━━━━━ LISTED ENTRIES ━━━━━
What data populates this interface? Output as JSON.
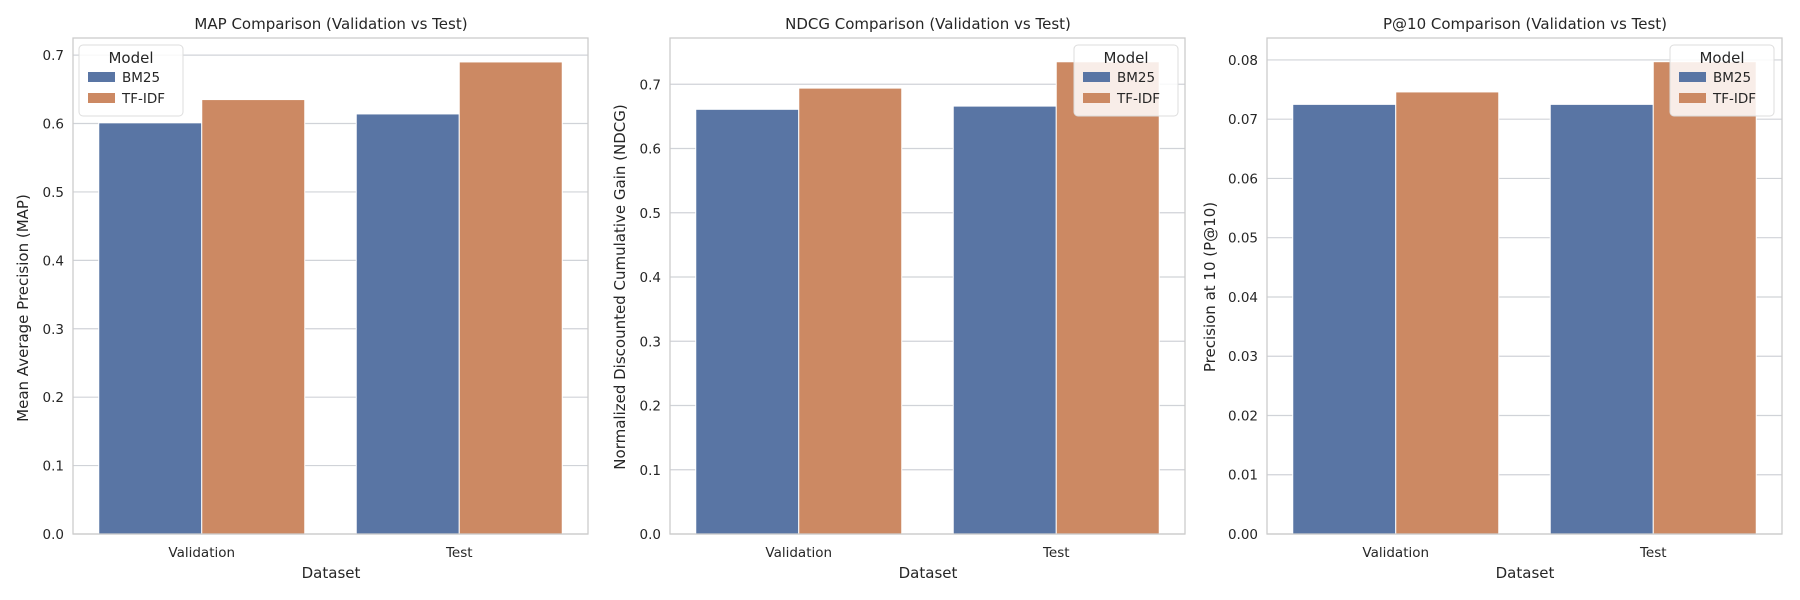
{
  "colors": {
    "BM25": "#5975a4",
    "TF-IDF": "#cc8963",
    "grid": "#d0d3d8",
    "frame": "#cccccc",
    "text": "#262626"
  },
  "chart_data": [
    {
      "type": "bar",
      "title": "MAP Comparison (Validation vs Test)",
      "xlabel": "Dataset",
      "ylabel": "Mean Average Precision (MAP)",
      "categories": [
        "Validation",
        "Test"
      ],
      "series": [
        {
          "name": "BM25",
          "values": [
            0.601,
            0.614
          ]
        },
        {
          "name": "TF-IDF",
          "values": [
            0.635,
            0.69
          ]
        }
      ],
      "ylim": [
        0,
        0.725
      ],
      "yticks": [
        "0.0",
        "0.1",
        "0.2",
        "0.3",
        "0.4",
        "0.5",
        "0.6",
        "0.7"
      ],
      "grid": true,
      "legend": {
        "title": "Model",
        "placement": "top-left"
      }
    },
    {
      "type": "bar",
      "title": "NDCG Comparison (Validation vs Test)",
      "xlabel": "Dataset",
      "ylabel": "Normalized Discounted Cumulative Gain (NDCG)",
      "categories": [
        "Validation",
        "Test"
      ],
      "series": [
        {
          "name": "BM25",
          "values": [
            0.661,
            0.666
          ]
        },
        {
          "name": "TF-IDF",
          "values": [
            0.694,
            0.735
          ]
        }
      ],
      "ylim": [
        0,
        0.772
      ],
      "yticks": [
        "0.0",
        "0.1",
        "0.2",
        "0.3",
        "0.4",
        "0.5",
        "0.6",
        "0.7"
      ],
      "grid": true,
      "legend": {
        "title": "Model",
        "placement": "top-right"
      }
    },
    {
      "type": "bar",
      "title": "P@10 Comparison (Validation vs Test)",
      "xlabel": "Dataset",
      "ylabel": "Precision at 10 (P@10)",
      "categories": [
        "Validation",
        "Test"
      ],
      "series": [
        {
          "name": "BM25",
          "values": [
            0.0725,
            0.0725
          ]
        },
        {
          "name": "TF-IDF",
          "values": [
            0.0746,
            0.0797
          ]
        }
      ],
      "ylim": [
        0,
        0.0837
      ],
      "yticks": [
        "0.00",
        "0.01",
        "0.02",
        "0.03",
        "0.04",
        "0.05",
        "0.06",
        "0.07",
        "0.08"
      ],
      "grid": true,
      "legend": {
        "title": "Model",
        "placement": "top-right"
      }
    }
  ]
}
━━━━━
PROBLEM TO SOLVE. Using the listing above, show every line that includes the string "NDCG".

ANSWER BELOW.
      "title": "NDCG Comparison (Validation vs Test)",
      "ylabel": "Normalized Discounted Cumulative Gain (NDCG)",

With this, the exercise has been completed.